*The request:*
All lines holding the string "timestamp" are to be shown.

* begin *

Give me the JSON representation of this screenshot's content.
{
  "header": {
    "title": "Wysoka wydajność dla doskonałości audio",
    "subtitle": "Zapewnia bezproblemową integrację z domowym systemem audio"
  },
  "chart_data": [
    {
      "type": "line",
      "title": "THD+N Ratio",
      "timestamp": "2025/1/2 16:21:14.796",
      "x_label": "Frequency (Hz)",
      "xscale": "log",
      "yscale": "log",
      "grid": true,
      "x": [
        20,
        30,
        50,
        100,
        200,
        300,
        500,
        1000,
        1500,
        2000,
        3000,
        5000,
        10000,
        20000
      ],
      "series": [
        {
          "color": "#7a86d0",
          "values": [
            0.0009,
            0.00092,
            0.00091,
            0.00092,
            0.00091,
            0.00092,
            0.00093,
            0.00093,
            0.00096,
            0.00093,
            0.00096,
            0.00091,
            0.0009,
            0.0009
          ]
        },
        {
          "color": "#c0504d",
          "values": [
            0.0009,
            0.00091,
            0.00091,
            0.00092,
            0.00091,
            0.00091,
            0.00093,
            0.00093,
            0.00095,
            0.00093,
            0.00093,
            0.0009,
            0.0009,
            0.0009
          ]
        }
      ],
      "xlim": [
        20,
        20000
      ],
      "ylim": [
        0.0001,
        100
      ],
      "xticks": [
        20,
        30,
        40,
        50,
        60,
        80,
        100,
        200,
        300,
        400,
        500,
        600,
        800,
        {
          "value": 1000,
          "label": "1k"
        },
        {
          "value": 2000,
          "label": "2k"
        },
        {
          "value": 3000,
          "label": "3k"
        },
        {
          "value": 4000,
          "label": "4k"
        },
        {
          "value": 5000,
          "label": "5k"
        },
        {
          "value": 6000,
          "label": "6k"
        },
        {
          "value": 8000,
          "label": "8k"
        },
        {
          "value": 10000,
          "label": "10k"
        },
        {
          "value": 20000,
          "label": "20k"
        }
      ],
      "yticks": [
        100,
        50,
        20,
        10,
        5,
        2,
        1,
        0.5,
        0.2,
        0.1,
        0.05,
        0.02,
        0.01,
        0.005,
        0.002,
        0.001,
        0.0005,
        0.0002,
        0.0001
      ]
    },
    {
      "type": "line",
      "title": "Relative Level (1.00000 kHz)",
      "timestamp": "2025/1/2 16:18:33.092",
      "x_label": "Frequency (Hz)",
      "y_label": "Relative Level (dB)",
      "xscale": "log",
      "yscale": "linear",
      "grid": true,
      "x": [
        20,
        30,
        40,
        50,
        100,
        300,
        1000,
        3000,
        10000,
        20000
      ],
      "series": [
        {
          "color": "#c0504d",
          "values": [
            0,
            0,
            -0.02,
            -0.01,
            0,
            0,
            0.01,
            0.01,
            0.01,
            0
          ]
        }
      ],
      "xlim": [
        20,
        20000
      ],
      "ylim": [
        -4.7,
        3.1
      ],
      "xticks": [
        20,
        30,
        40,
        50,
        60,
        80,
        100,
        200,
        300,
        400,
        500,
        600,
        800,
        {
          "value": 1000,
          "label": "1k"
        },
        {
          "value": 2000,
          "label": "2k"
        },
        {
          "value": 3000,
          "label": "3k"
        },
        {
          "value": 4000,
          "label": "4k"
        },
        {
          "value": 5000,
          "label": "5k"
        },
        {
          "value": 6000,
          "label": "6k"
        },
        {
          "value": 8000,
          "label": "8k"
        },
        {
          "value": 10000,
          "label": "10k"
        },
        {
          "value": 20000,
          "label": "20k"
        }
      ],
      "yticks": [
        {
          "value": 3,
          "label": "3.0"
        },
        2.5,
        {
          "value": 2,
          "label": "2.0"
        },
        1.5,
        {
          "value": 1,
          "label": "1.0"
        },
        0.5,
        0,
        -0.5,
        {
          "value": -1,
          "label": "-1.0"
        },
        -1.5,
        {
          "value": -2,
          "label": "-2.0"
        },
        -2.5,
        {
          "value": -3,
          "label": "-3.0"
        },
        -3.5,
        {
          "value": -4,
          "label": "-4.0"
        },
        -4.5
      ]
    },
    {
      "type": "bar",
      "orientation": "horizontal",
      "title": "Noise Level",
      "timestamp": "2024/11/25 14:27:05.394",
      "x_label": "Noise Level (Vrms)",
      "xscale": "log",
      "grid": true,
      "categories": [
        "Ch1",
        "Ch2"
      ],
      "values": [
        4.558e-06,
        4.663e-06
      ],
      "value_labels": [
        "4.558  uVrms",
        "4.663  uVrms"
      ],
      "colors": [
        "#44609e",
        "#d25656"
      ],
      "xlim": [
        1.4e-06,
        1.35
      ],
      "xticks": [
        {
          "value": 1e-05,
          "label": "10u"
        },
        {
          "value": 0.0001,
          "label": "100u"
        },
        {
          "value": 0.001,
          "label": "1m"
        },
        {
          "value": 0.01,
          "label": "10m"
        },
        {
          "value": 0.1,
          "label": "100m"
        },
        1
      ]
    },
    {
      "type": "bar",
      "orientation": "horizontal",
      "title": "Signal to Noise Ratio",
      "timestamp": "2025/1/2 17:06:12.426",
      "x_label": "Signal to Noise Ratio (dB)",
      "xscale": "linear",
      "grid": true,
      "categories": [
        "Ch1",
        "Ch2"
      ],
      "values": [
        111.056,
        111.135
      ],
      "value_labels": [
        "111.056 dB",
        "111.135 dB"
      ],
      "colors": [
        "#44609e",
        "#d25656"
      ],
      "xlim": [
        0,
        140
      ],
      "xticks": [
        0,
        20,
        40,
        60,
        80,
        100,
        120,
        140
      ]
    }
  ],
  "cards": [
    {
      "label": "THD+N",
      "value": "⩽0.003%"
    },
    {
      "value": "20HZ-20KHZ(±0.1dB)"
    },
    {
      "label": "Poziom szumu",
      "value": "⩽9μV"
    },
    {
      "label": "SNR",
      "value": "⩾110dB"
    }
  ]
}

* end *

*Final result:*
      "timestamp": "2025/1/2 16:21:14.796",
      "timestamp": "2025/1/2 16:18:33.092",
      "timestamp": "2024/11/25 14:27:05.394",
      "timestamp": "2025/1/2 17:06:12.426",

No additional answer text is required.